Task brief: Print the entries below word for word; the pictures stay out of your copy.

Exercise materials:
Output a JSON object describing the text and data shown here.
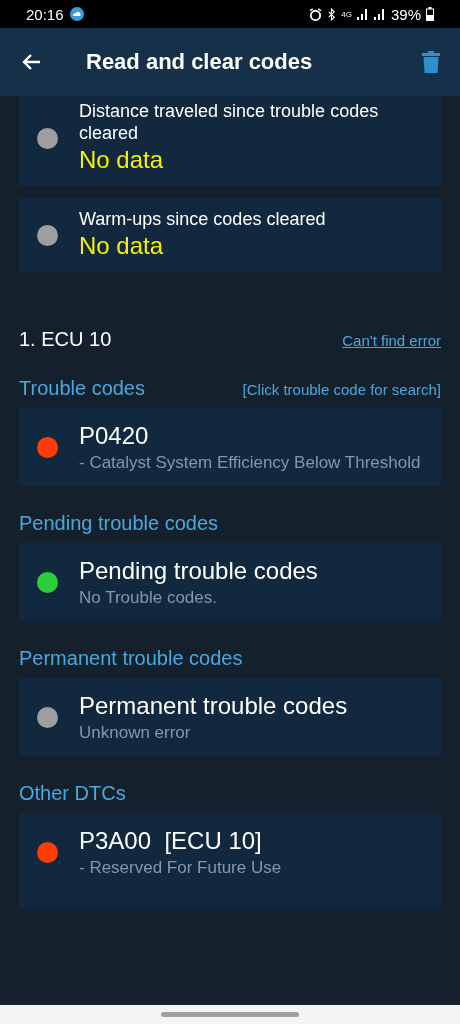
{
  "status_bar": {
    "time": "20:16",
    "network": "4G",
    "battery": "39%"
  },
  "app_bar": {
    "title": "Read and clear codes"
  },
  "readiness_cards": [
    {
      "label": "Distance traveled since trouble codes cleared",
      "value": "No data",
      "color": "#9e9e9e"
    },
    {
      "label": "Warm-ups since codes cleared",
      "value": "No data",
      "color": "#9e9e9e"
    }
  ],
  "ecu": {
    "title": "1. ECU 10",
    "link": "Can't find error"
  },
  "sections": [
    {
      "title": "Trouble codes",
      "hint": "[Click trouble code for search]",
      "items": [
        {
          "code": "P0420",
          "description": "- Catalyst System Efficiency Below Threshold",
          "color": "#ff3d00"
        }
      ]
    },
    {
      "title": "Pending trouble codes",
      "items": [
        {
          "code": "Pending trouble codes",
          "description": "No Trouble codes.",
          "color": "#2fcc3a"
        }
      ]
    },
    {
      "title": "Permanent trouble codes",
      "items": [
        {
          "code": "Permanent trouble codes",
          "description": "Unknown error",
          "color": "#9e9e9e"
        }
      ]
    },
    {
      "title": "Other DTCs",
      "items": [
        {
          "code": "P3A00  [ECU 10]",
          "description": "- Reserved For Future Use",
          "color": "#ff3d00"
        }
      ]
    }
  ]
}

In response:
Output a JSON object describing the text and data shown here.
{
  "status_bar": {
    "time": "20:16",
    "network": "4G",
    "battery": "39%"
  },
  "app_bar": {
    "title": "Read and clear codes"
  },
  "readiness_cards": [
    {
      "label": "Distance traveled since trouble codes cleared",
      "value": "No data",
      "color": "#9e9e9e"
    },
    {
      "label": "Warm-ups since codes cleared",
      "value": "No data",
      "color": "#9e9e9e"
    }
  ],
  "ecu": {
    "title": "1. ECU 10",
    "link": "Can't find error"
  },
  "sections": [
    {
      "title": "Trouble codes",
      "hint": "[Click trouble code for search]",
      "items": [
        {
          "code": "P0420",
          "description": "- Catalyst System Efficiency Below Threshold",
          "color": "#ff3d00"
        }
      ]
    },
    {
      "title": "Pending trouble codes",
      "items": [
        {
          "code": "Pending trouble codes",
          "description": "No Trouble codes.",
          "color": "#2fcc3a"
        }
      ]
    },
    {
      "title": "Permanent trouble codes",
      "items": [
        {
          "code": "Permanent trouble codes",
          "description": "Unknown error",
          "color": "#9e9e9e"
        }
      ]
    },
    {
      "title": "Other DTCs",
      "items": [
        {
          "code": "P3A00  [ECU 10]",
          "description": "- Reserved For Future Use",
          "color": "#ff3d00"
        }
      ]
    }
  ]
}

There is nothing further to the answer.